Items from a dataset
---------------
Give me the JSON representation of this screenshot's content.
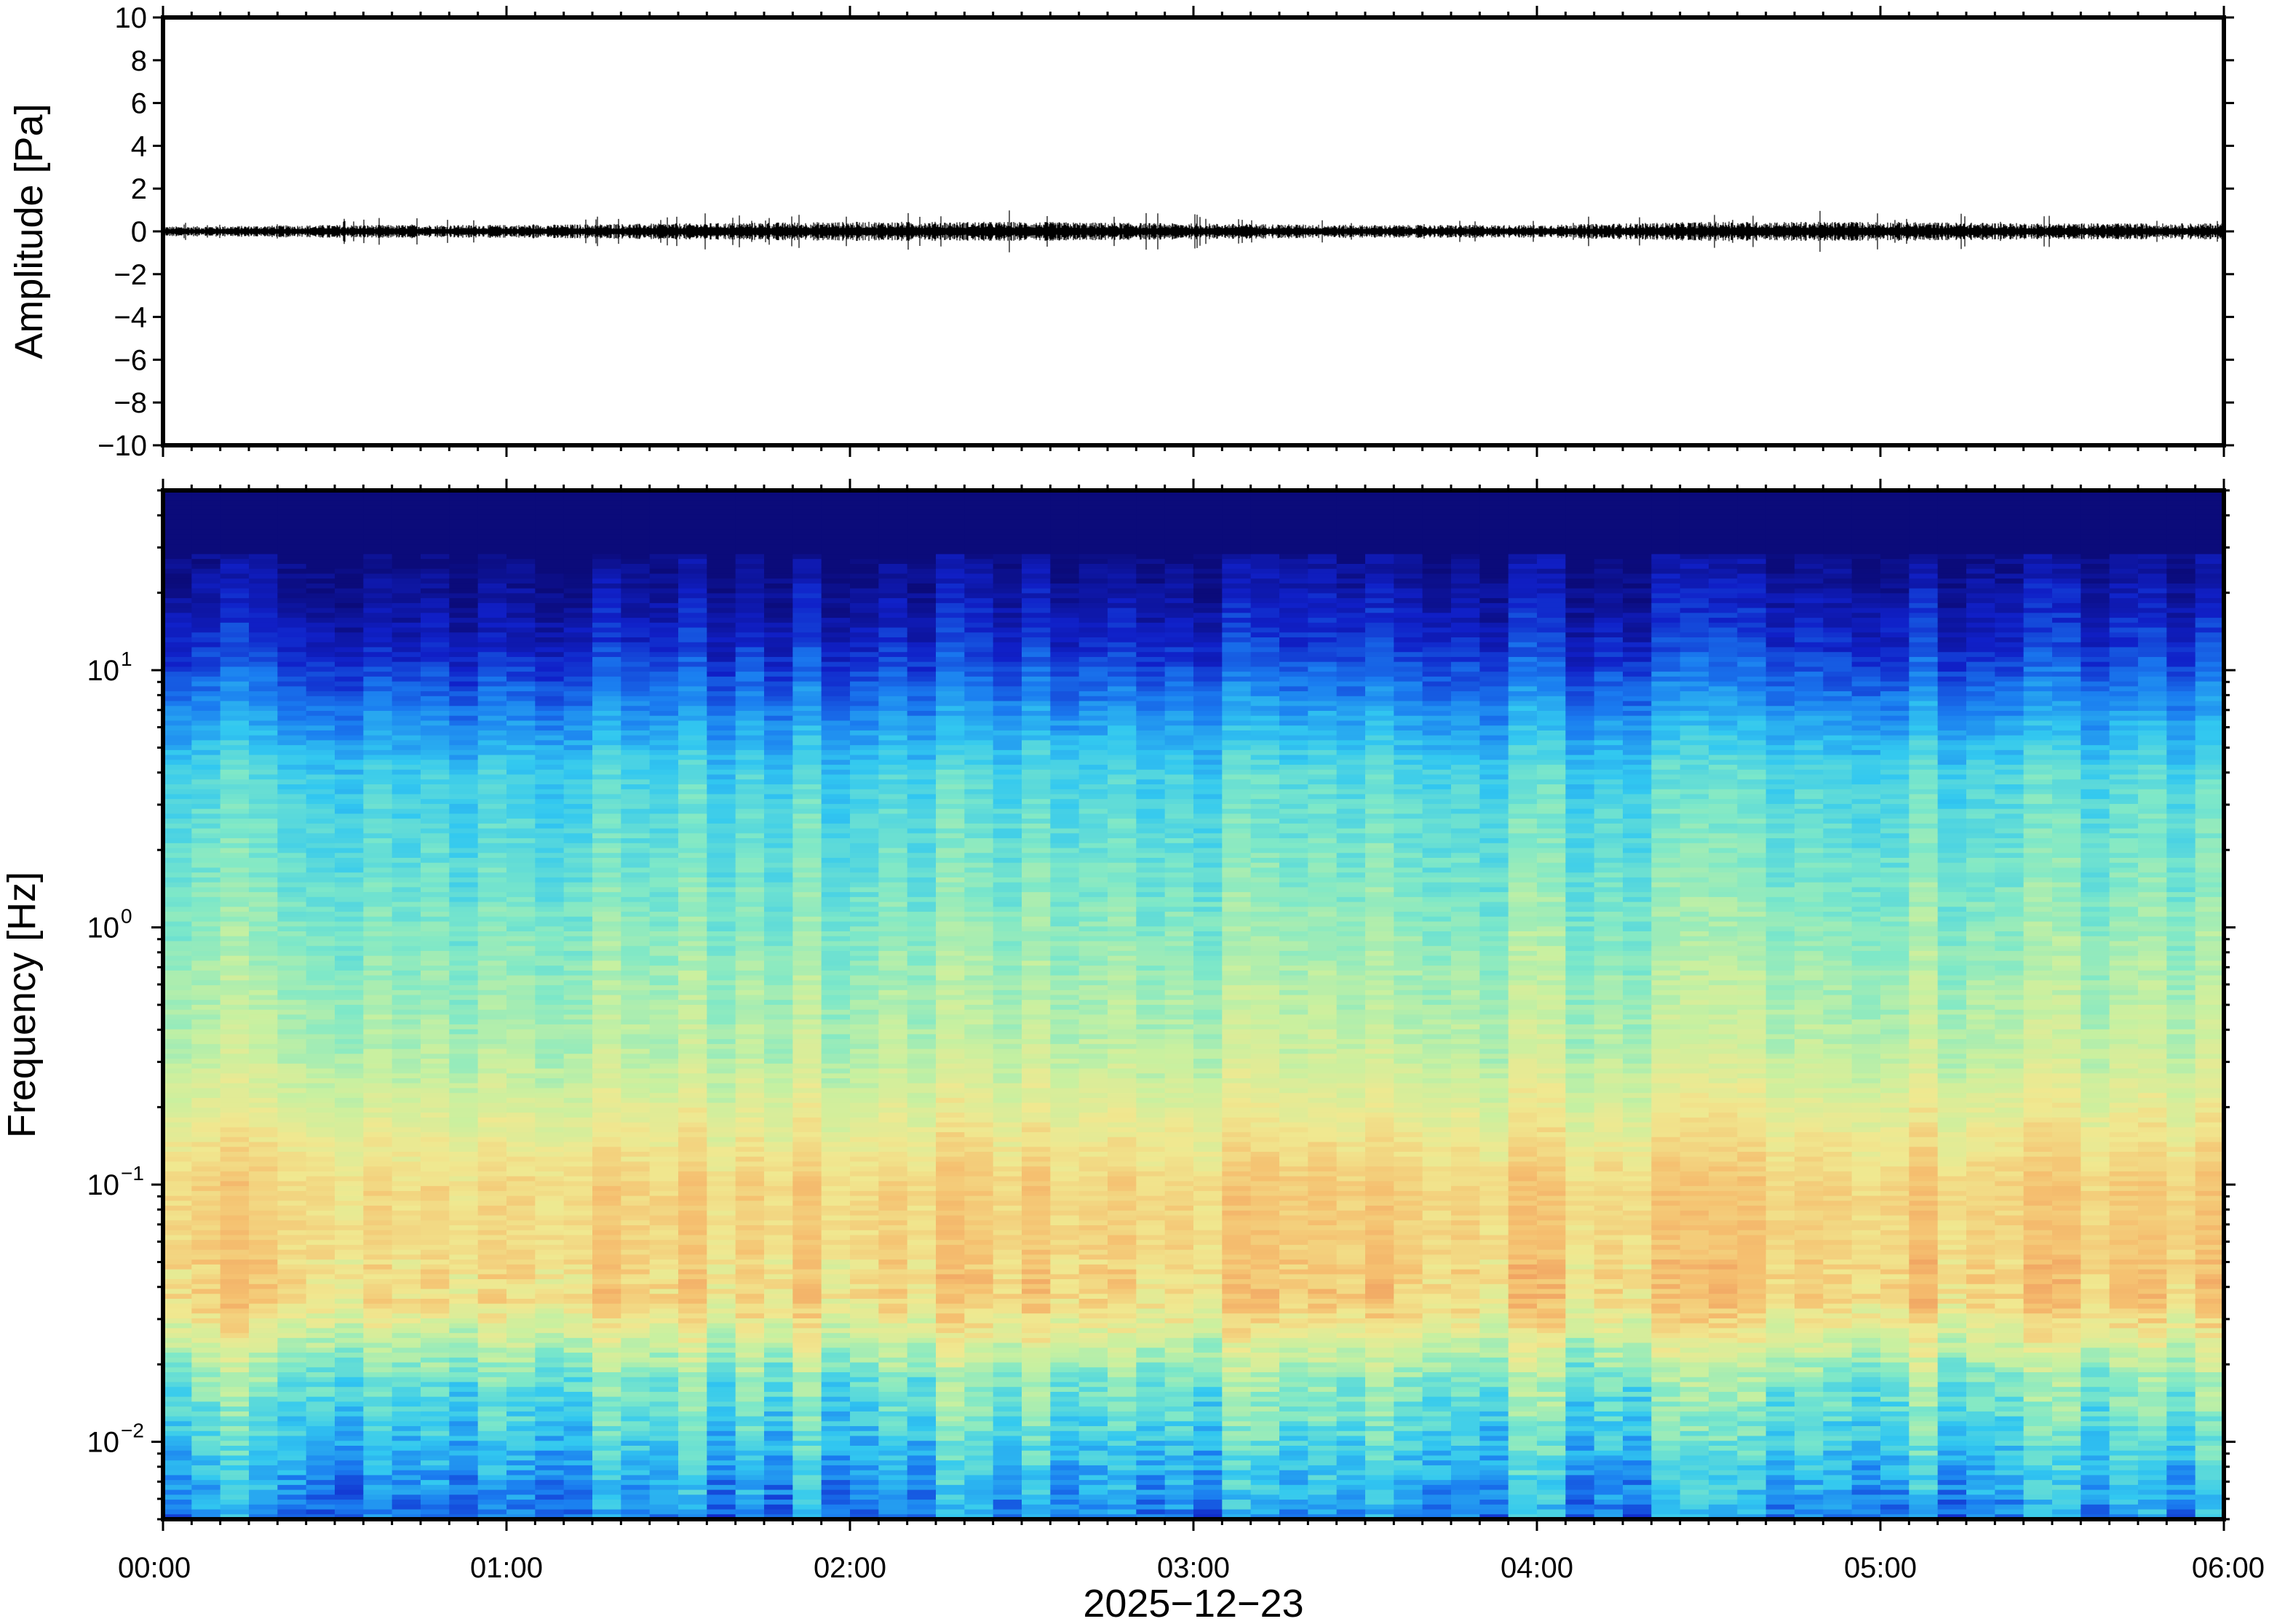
{
  "chart_data": [
    {
      "type": "line",
      "name": "waveform",
      "ylabel": "Amplitude [Pa]",
      "ylim": [
        -10,
        10
      ],
      "yticks": [
        "10",
        "8",
        "6",
        "4",
        "2",
        "0",
        "−2",
        "−4",
        "−6",
        "−8",
        "−10"
      ],
      "ytick_values": [
        10,
        8,
        6,
        4,
        2,
        0,
        -2,
        -4,
        -6,
        -8,
        -10
      ],
      "xlim_hours": [
        0,
        6
      ],
      "series": [
        {
          "description_values": "pressure trace centred on 0 Pa",
          "envelope_hours": [
            0,
            0.5,
            1,
            1.5,
            2,
            2.5,
            3,
            3.5,
            4,
            4.5,
            5,
            5.5,
            6
          ],
          "envelope_pa": [
            0.15,
            0.2,
            0.2,
            0.25,
            0.3,
            0.3,
            0.25,
            0.2,
            0.2,
            0.3,
            0.3,
            0.25,
            0.25
          ],
          "color": "#000000"
        }
      ],
      "grid": false
    },
    {
      "type": "heatmap",
      "name": "spectrogram",
      "ylabel": "Frequency [Hz]",
      "yscale": "log",
      "ylim": [
        0.005,
        50
      ],
      "yticks": [
        {
          "value": 0.01,
          "base": "10",
          "exp": "−2"
        },
        {
          "value": 0.1,
          "base": "10",
          "exp": "−1"
        },
        {
          "value": 1,
          "base": "10",
          "exp": "0"
        },
        {
          "value": 10,
          "base": "10",
          "exp": "1"
        }
      ],
      "xlabel": "2025−12−23",
      "xticks": [
        "00:00",
        "01:00",
        "02:00",
        "03:00",
        "04:00",
        "05:00",
        "06:00"
      ],
      "xlim_hours": [
        0,
        6
      ],
      "colormap": [
        "#0b0b7a",
        "#1020c8",
        "#1a7cf0",
        "#32c8f0",
        "#7ee8c8",
        "#c8f0a0",
        "#f0e890",
        "#f5c070",
        "#f0a060"
      ],
      "grid": false
    }
  ]
}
---------------
▶ Goal: Reproduce all of the data exactly, omitting each picture it holds.

▶ Completed task:
Give me the JSON representation of this screenshot's content.
{
  "chart_data": [
    {
      "type": "line",
      "name": "waveform",
      "ylabel": "Amplitude [Pa]",
      "ylim": [
        -10,
        10
      ],
      "yticks": [
        "10",
        "8",
        "6",
        "4",
        "2",
        "0",
        "−2",
        "−4",
        "−6",
        "−8",
        "−10"
      ],
      "ytick_values": [
        10,
        8,
        6,
        4,
        2,
        0,
        -2,
        -4,
        -6,
        -8,
        -10
      ],
      "xlim_hours": [
        0,
        6
      ],
      "series": [
        {
          "description_values": "pressure trace centred on 0 Pa",
          "envelope_hours": [
            0,
            0.5,
            1,
            1.5,
            2,
            2.5,
            3,
            3.5,
            4,
            4.5,
            5,
            5.5,
            6
          ],
          "envelope_pa": [
            0.15,
            0.2,
            0.2,
            0.25,
            0.3,
            0.3,
            0.25,
            0.2,
            0.2,
            0.3,
            0.3,
            0.25,
            0.25
          ],
          "color": "#000000"
        }
      ],
      "grid": false
    },
    {
      "type": "heatmap",
      "name": "spectrogram",
      "ylabel": "Frequency [Hz]",
      "yscale": "log",
      "ylim": [
        0.005,
        50
      ],
      "yticks": [
        {
          "value": 0.01,
          "base": "10",
          "exp": "−2"
        },
        {
          "value": 0.1,
          "base": "10",
          "exp": "−1"
        },
        {
          "value": 1,
          "base": "10",
          "exp": "0"
        },
        {
          "value": 10,
          "base": "10",
          "exp": "1"
        }
      ],
      "xlabel": "2025−12−23",
      "xticks": [
        "00:00",
        "01:00",
        "02:00",
        "03:00",
        "04:00",
        "05:00",
        "06:00"
      ],
      "xlim_hours": [
        0,
        6
      ],
      "colormap": [
        "#0b0b7a",
        "#1020c8",
        "#1a7cf0",
        "#32c8f0",
        "#7ee8c8",
        "#c8f0a0",
        "#f0e890",
        "#f5c070",
        "#f0a060"
      ],
      "grid": false
    }
  ]
}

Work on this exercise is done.